Data extract start
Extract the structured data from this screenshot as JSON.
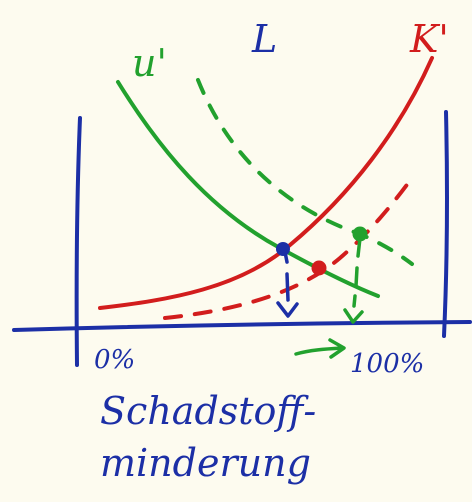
{
  "labels": {
    "marginal_benefit": "u'",
    "regulation_symbol": "L",
    "marginal_cost": "K'",
    "x_axis_start": "0%",
    "x_axis_end": "100%",
    "x_axis_title_line1": "Schadstoff-",
    "x_axis_title_line2": "minderung"
  },
  "colors": {
    "background": "#fdfbef",
    "axis": "#1c2fa6",
    "marginal_cost_curve": "#d21d1d",
    "marginal_benefit_curve": "#22a12e",
    "equilibrium_point": "#1c2fa6",
    "shifted_cost_point": "#d21d1d",
    "shifted_benefit_point": "#22a12e"
  }
}
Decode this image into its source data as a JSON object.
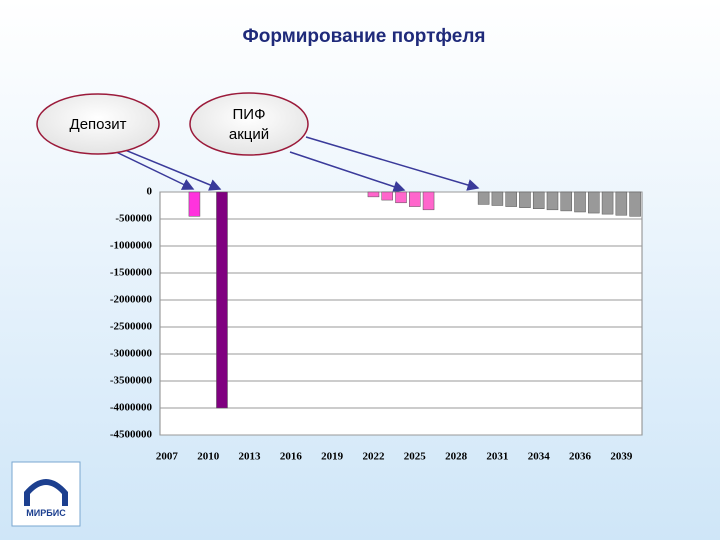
{
  "slide": {
    "title": "Формирование портфеля",
    "callouts": [
      "Депозит",
      "ПИФ",
      "акций"
    ],
    "logo": "МИРБИС"
  },
  "chart_data": {
    "type": "bar",
    "categories": [
      "2007",
      null,
      null,
      "2010",
      null,
      null,
      "2013",
      null,
      null,
      "2016",
      null,
      null,
      "2019",
      null,
      null,
      "2022",
      null,
      null,
      "2025",
      null,
      null,
      "2028",
      null,
      null,
      "2031",
      null,
      null,
      "2034",
      null,
      null,
      "2036",
      null,
      null,
      "2039",
      null
    ],
    "values": [
      null,
      null,
      -450000,
      null,
      -4000000,
      null,
      null,
      null,
      null,
      null,
      null,
      null,
      null,
      null,
      null,
      -90000,
      -150000,
      -200000,
      -270000,
      -330000,
      null,
      null,
      null,
      -230000,
      -250000,
      -270000,
      -290000,
      -310000,
      -330000,
      -350000,
      -370000,
      -390000,
      -410000,
      -430000,
      -450000
    ],
    "colors": [
      null,
      null,
      "#ff33dd",
      null,
      "#800080",
      null,
      null,
      null,
      null,
      null,
      null,
      null,
      null,
      null,
      null,
      "#ff66cc",
      "#ff66cc",
      "#ff66cc",
      "#ff66cc",
      "#ff66cc",
      null,
      null,
      null,
      "#999999",
      "#999999",
      "#999999",
      "#999999",
      "#999999",
      "#999999",
      "#999999",
      "#999999",
      "#999999",
      "#999999",
      "#999999",
      "#999999"
    ],
    "ylim": [
      -4500000,
      0
    ],
    "yticks": [
      0,
      -500000,
      -1000000,
      -1500000,
      -2000000,
      -2500000,
      -3000000,
      -3500000,
      -4000000,
      -4500000
    ],
    "grid": true
  }
}
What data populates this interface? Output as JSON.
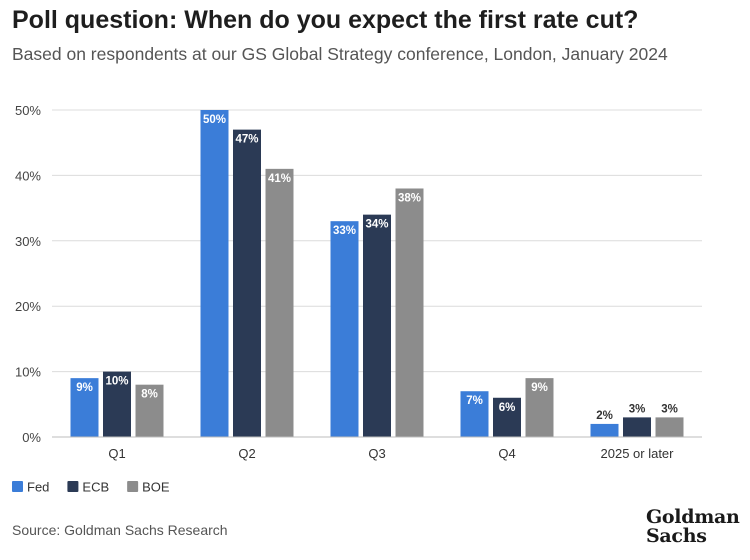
{
  "chart_data": {
    "type": "bar",
    "title": "Poll question: When do you expect the first rate cut?",
    "subtitle": "Based on respondents at our GS Global Strategy conference, London, January 2024",
    "categories": [
      "Q1",
      "Q2",
      "Q3",
      "Q4",
      "2025 or later"
    ],
    "series": [
      {
        "name": "Fed",
        "values": [
          9,
          50,
          33,
          7,
          2
        ],
        "color": "#3b7dd8"
      },
      {
        "name": "ECB",
        "values": [
          10,
          47,
          34,
          6,
          3
        ],
        "color": "#2b3a55"
      },
      {
        "name": "BOE",
        "values": [
          8,
          41,
          38,
          9,
          3
        ],
        "color": "#8c8c8c"
      }
    ],
    "ylim": [
      0,
      50
    ],
    "yticks": [
      0,
      10,
      20,
      30,
      40,
      50
    ],
    "ytick_labels": [
      "0%",
      "10%",
      "20%",
      "30%",
      "40%",
      "50%"
    ],
    "value_suffix": "%",
    "xlabel": "",
    "ylabel": "",
    "grid": true,
    "legend": "bottom-left"
  },
  "footer": {
    "source": "Source: Goldman Sachs Research",
    "logo_line1": "Goldman",
    "logo_line2": "Sachs"
  }
}
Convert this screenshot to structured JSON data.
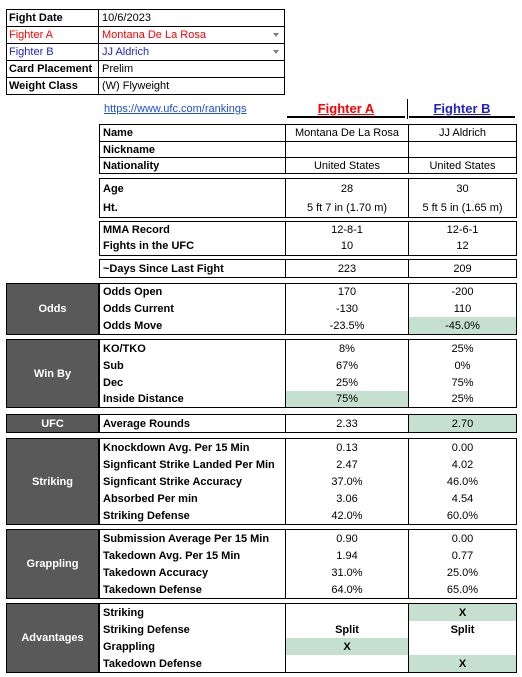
{
  "info": {
    "rows": [
      {
        "label": "Fight Date",
        "value": "10/6/2023"
      },
      {
        "label": "Fighter A",
        "value": "Montana De La Rosa"
      },
      {
        "label": "Fighter B",
        "value": "JJ Aldrich"
      },
      {
        "label": "Card Placement",
        "value": "Prelim"
      },
      {
        "label": "Weight Class",
        "value": "(W) Flyweight"
      }
    ]
  },
  "link": "https://www.ufc.com/rankings",
  "headers": {
    "a": "Fighter A",
    "b": "Fighter B"
  },
  "colors": {
    "fighter_a": "#ff0000",
    "fighter_b": "#1f1fc9",
    "category_bg": "#595959",
    "highlight": "#c6e0cf"
  },
  "basic": [
    {
      "label": "Name",
      "a": "Montana De La Rosa",
      "b": "JJ Aldrich"
    },
    {
      "label": "Nickname",
      "a": "",
      "b": ""
    },
    {
      "label": "Nationality",
      "a": "United States",
      "b": "United States"
    }
  ],
  "physical": [
    {
      "label": "Age",
      "a": "28",
      "b": "30"
    },
    {
      "label": "Ht.",
      "a": "5 ft 7 in (1.70 m)",
      "b": "5 ft 5 in (1.65 m)"
    }
  ],
  "record": [
    {
      "label": "MMA Record",
      "a": "12-8-1",
      "b": "12-6-1"
    },
    {
      "label": "Fights in the UFC",
      "a": "10",
      "b": "12"
    }
  ],
  "days": {
    "label": "~Days Since Last Fight",
    "a": "223",
    "b": "209"
  },
  "odds": {
    "category": "Odds",
    "rows": [
      {
        "label": "Odds Open",
        "a": "170",
        "b": "-200"
      },
      {
        "label": "Odds Current",
        "a": "-130",
        "b": "110"
      },
      {
        "label": "Odds Move",
        "a": "-23.5%",
        "b": "-45.0%"
      }
    ]
  },
  "winby": {
    "category": "Win By",
    "rows": [
      {
        "label": "KO/TKO",
        "a": "8%",
        "b": "25%"
      },
      {
        "label": "Sub",
        "a": "67%",
        "b": "0%"
      },
      {
        "label": "Dec",
        "a": "25%",
        "b": "75%"
      },
      {
        "label": "Inside Distance",
        "a": "75%",
        "b": "25%"
      }
    ]
  },
  "ufc": {
    "category": "UFC",
    "label": "Average Rounds",
    "a": "2.33",
    "b": "2.70"
  },
  "striking": {
    "category": "Striking",
    "rows": [
      {
        "label": "Knockdown Avg. Per 15 Min",
        "a": "0.13",
        "b": "0.00"
      },
      {
        "label": "Signficant Strike Landed Per Min",
        "a": "2.47",
        "b": "4.02"
      },
      {
        "label": "Signficant Strike Accuracy",
        "a": "37.0%",
        "b": "46.0%"
      },
      {
        "label": "Absorbed Per min",
        "a": "3.06",
        "b": "4.54"
      },
      {
        "label": "Striking Defense",
        "a": "42.0%",
        "b": "60.0%"
      }
    ]
  },
  "grappling": {
    "category": "Grappling",
    "rows": [
      {
        "label": "Submission Average  Per 15 Min",
        "a": "0.90",
        "b": "0.00"
      },
      {
        "label": "Takedown Avg. Per 15 Min",
        "a": "1.94",
        "b": "0.77"
      },
      {
        "label": "Takedown Accuracy",
        "a": "31.0%",
        "b": "25.0%"
      },
      {
        "label": "Takedown Defense",
        "a": "64.0%",
        "b": "65.0%"
      }
    ]
  },
  "advantages": {
    "category": "Advantages",
    "rows": [
      {
        "label": "Striking",
        "a": "",
        "b": "X"
      },
      {
        "label": "Striking Defense",
        "a": "Split",
        "b": "Split"
      },
      {
        "label": "Grappling",
        "a": "X",
        "b": ""
      },
      {
        "label": "Takedown Defense",
        "a": "",
        "b": "X"
      }
    ]
  }
}
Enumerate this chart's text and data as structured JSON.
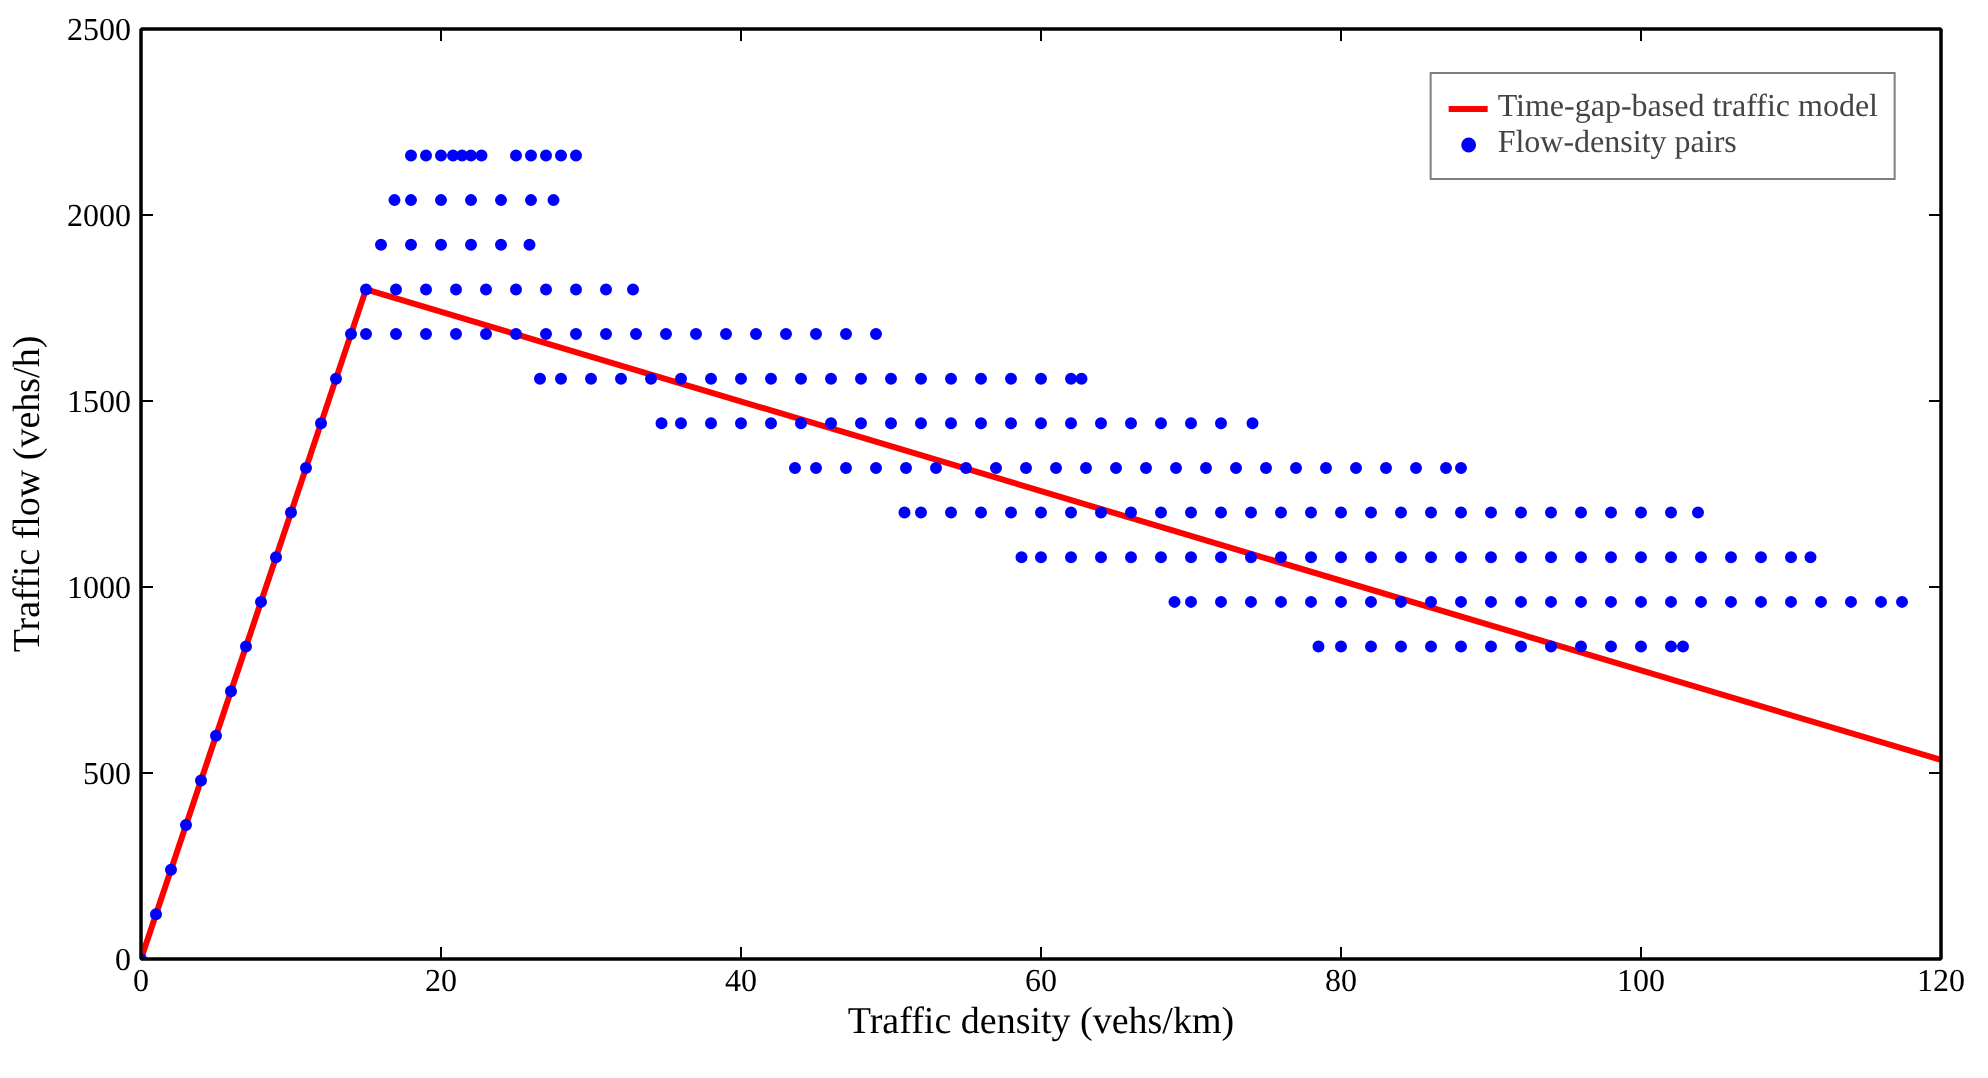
{
  "chart_data": {
    "type": "scatter",
    "xlabel": "Traffic density (vehs/km)",
    "ylabel": "Traffic flow (vehs/h)",
    "xlim": [
      0,
      120
    ],
    "xticks": [
      0,
      20,
      40,
      60,
      80,
      100,
      120
    ],
    "ylim": [
      0,
      2500
    ],
    "yticks": [
      0,
      500,
      1000,
      1500,
      2000,
      2500
    ],
    "grid": false,
    "legend": "top right",
    "marker": "circle",
    "series": [
      {
        "name": "Time-gap-based traffic model",
        "type": "line",
        "color": "#ff0000",
        "line_style": "solid",
        "marker": "none",
        "x": [
          0,
          15,
          120
        ],
        "values": [
          0,
          1800,
          535
        ]
      },
      {
        "name": "Flow-density pairs",
        "color": "#0000ff",
        "x": [
          0,
          1,
          2,
          3,
          4,
          5,
          6,
          7,
          8,
          9,
          10,
          11,
          12,
          13,
          14
        ],
        "values": [
          0,
          120,
          240,
          360,
          480,
          600,
          720,
          840,
          960,
          1080,
          1200,
          1320,
          1440,
          1560,
          1680
        ]
      },
      {
        "color": "#0000ff",
        "x": [
          15,
          17,
          19,
          21,
          23,
          25,
          27,
          29,
          31,
          32.8
        ],
        "values": [
          1800,
          1800,
          1800,
          1800,
          1800,
          1800,
          1800,
          1800,
          1800,
          1800
        ]
      },
      {
        "color": "#0000ff",
        "x": [
          15,
          17,
          19,
          21,
          23,
          25,
          27,
          29,
          31,
          33,
          35,
          37,
          39,
          41,
          43,
          45,
          47,
          49
        ],
        "values": [
          1680,
          1680,
          1680,
          1680,
          1680,
          1680,
          1680,
          1680,
          1680,
          1680,
          1680,
          1680,
          1680,
          1680,
          1680,
          1680,
          1680,
          1680
        ]
      },
      {
        "color": "#0000ff",
        "x": [
          26.6,
          28,
          30,
          32,
          34,
          36,
          38,
          40,
          42,
          44,
          46,
          48,
          50,
          52,
          54,
          56,
          58,
          60,
          62,
          62.7
        ],
        "values": [
          1560,
          1560,
          1560,
          1560,
          1560,
          1560,
          1560,
          1560,
          1560,
          1560,
          1560,
          1560,
          1560,
          1560,
          1560,
          1560,
          1560,
          1560,
          1560,
          1560
        ]
      },
      {
        "color": "#0000ff",
        "x": [
          34.7,
          36,
          38,
          40,
          42,
          44,
          46,
          48,
          50,
          52,
          54,
          56,
          58,
          60,
          62,
          64,
          66,
          68,
          70,
          72,
          74.1
        ],
        "values": [
          1440,
          1440,
          1440,
          1440,
          1440,
          1440,
          1440,
          1440,
          1440,
          1440,
          1440,
          1440,
          1440,
          1440,
          1440,
          1440,
          1440,
          1440,
          1440,
          1440,
          1440
        ]
      },
      {
        "color": "#0000ff",
        "x": [
          43.6,
          45,
          47,
          49,
          51,
          53,
          55,
          57,
          59,
          61,
          63,
          65,
          67,
          69,
          71,
          73,
          75,
          77,
          79,
          81,
          83,
          85,
          87,
          88
        ],
        "values": [
          1320,
          1320,
          1320,
          1320,
          1320,
          1320,
          1320,
          1320,
          1320,
          1320,
          1320,
          1320,
          1320,
          1320,
          1320,
          1320,
          1320,
          1320,
          1320,
          1320,
          1320,
          1320,
          1320,
          1320
        ]
      },
      {
        "color": "#0000ff",
        "x": [
          50.9,
          52,
          54,
          56,
          58,
          60,
          62,
          64,
          66,
          68,
          70,
          72,
          74,
          76,
          78,
          80,
          82,
          84,
          86,
          88,
          90,
          92,
          94,
          96,
          98,
          100,
          102,
          103.8
        ],
        "values": [
          1200,
          1200,
          1200,
          1200,
          1200,
          1200,
          1200,
          1200,
          1200,
          1200,
          1200,
          1200,
          1200,
          1200,
          1200,
          1200,
          1200,
          1200,
          1200,
          1200,
          1200,
          1200,
          1200,
          1200,
          1200,
          1200,
          1200,
          1200
        ]
      },
      {
        "color": "#0000ff",
        "x": [
          58.7,
          60,
          62,
          64,
          66,
          68,
          70,
          72,
          74,
          76,
          78,
          80,
          82,
          84,
          86,
          88,
          90,
          92,
          94,
          96,
          98,
          100,
          102,
          104,
          106,
          108,
          110,
          111.3
        ],
        "values": [
          1080,
          1080,
          1080,
          1080,
          1080,
          1080,
          1080,
          1080,
          1080,
          1080,
          1080,
          1080,
          1080,
          1080,
          1080,
          1080,
          1080,
          1080,
          1080,
          1080,
          1080,
          1080,
          1080,
          1080,
          1080,
          1080,
          1080,
          1080
        ]
      },
      {
        "color": "#0000ff",
        "x": [
          68.9,
          70,
          72,
          74,
          76,
          78,
          80,
          82,
          84,
          86,
          88,
          90,
          92,
          94,
          96,
          98,
          100,
          102,
          104,
          106,
          108,
          110,
          112,
          114,
          116,
          117.4
        ],
        "values": [
          960,
          960,
          960,
          960,
          960,
          960,
          960,
          960,
          960,
          960,
          960,
          960,
          960,
          960,
          960,
          960,
          960,
          960,
          960,
          960,
          960,
          960,
          960,
          960,
          960,
          960
        ]
      },
      {
        "color": "#0000ff",
        "x": [
          78.5,
          80,
          82,
          84,
          86,
          88,
          90,
          92,
          94,
          96,
          98,
          100,
          102,
          102.8
        ],
        "values": [
          840,
          840,
          840,
          840,
          840,
          840,
          840,
          840,
          840,
          840,
          840,
          840,
          840,
          840
        ]
      },
      {
        "color": "#0000ff",
        "x": [
          16,
          18,
          20,
          22,
          24,
          25.9
        ],
        "values": [
          1920,
          1920,
          1920,
          1920,
          1920,
          1920
        ]
      },
      {
        "color": "#0000ff",
        "x": [
          16.9,
          18,
          20,
          22,
          24,
          26,
          27.5
        ],
        "values": [
          2040,
          2040,
          2040,
          2040,
          2040,
          2040,
          2040
        ]
      },
      {
        "color": "#0000ff",
        "x": [
          18,
          19,
          20,
          20.8,
          21.4,
          22,
          22.7,
          25,
          26,
          27,
          28,
          29
        ],
        "values": [
          2160,
          2160,
          2160,
          2160,
          2160,
          2160,
          2160,
          2160,
          2160,
          2160,
          2160,
          2160
        ]
      }
    ]
  }
}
Data extract end
_Written problem_:
Tally how many lines in the material above hold the word "xlabel". Write only that number.

_Response to the task_:
2